Work to do – For the entries that follow, tally the lines holding the string "JSON". Give the total and nothing else.

Material for this task –
______________________________

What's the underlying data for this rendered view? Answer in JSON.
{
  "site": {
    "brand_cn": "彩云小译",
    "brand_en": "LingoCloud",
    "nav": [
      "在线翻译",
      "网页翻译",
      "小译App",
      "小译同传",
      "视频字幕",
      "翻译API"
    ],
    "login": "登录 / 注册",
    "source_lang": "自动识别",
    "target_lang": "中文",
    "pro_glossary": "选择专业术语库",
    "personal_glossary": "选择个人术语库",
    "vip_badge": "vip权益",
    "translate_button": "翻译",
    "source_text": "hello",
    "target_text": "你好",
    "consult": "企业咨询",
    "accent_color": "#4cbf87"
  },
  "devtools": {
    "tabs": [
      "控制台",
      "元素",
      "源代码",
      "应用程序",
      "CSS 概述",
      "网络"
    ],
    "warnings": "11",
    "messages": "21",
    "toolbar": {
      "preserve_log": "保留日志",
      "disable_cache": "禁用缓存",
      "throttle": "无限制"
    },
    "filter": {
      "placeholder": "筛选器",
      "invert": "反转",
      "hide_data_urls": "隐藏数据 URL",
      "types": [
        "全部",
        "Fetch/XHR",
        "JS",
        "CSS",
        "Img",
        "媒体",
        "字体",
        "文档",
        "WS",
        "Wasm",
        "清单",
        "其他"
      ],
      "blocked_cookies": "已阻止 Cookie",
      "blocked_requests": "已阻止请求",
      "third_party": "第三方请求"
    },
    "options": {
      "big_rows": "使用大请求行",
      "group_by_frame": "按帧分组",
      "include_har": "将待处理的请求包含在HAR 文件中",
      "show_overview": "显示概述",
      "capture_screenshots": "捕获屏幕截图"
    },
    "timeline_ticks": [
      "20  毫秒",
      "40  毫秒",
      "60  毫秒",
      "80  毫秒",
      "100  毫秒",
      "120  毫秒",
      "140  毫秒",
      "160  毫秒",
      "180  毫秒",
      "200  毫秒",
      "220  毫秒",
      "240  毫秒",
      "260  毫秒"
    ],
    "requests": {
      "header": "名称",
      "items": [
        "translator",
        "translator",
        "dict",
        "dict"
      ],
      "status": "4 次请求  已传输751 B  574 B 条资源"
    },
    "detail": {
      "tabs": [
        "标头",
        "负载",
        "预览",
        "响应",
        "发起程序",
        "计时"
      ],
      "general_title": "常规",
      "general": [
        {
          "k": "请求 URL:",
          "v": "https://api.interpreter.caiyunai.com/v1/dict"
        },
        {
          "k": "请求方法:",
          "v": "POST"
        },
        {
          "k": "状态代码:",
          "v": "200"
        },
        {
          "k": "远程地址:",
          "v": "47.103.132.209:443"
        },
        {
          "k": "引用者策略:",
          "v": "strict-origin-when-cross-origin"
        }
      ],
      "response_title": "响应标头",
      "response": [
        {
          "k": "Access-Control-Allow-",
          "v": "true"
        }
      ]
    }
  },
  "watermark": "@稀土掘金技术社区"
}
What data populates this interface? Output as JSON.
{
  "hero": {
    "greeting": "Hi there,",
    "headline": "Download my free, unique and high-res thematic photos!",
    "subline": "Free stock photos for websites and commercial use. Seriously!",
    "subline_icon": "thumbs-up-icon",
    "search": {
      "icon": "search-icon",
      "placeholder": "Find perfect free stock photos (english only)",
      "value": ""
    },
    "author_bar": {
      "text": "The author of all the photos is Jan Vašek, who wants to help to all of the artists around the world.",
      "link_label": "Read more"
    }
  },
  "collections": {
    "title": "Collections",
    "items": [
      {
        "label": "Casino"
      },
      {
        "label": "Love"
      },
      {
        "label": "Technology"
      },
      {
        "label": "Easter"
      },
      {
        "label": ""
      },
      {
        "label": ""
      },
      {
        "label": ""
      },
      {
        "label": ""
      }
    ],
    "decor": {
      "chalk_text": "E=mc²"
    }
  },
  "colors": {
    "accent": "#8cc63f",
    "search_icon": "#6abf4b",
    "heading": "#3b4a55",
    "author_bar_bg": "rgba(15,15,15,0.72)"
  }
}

______________________________

Solution to this exercise – 2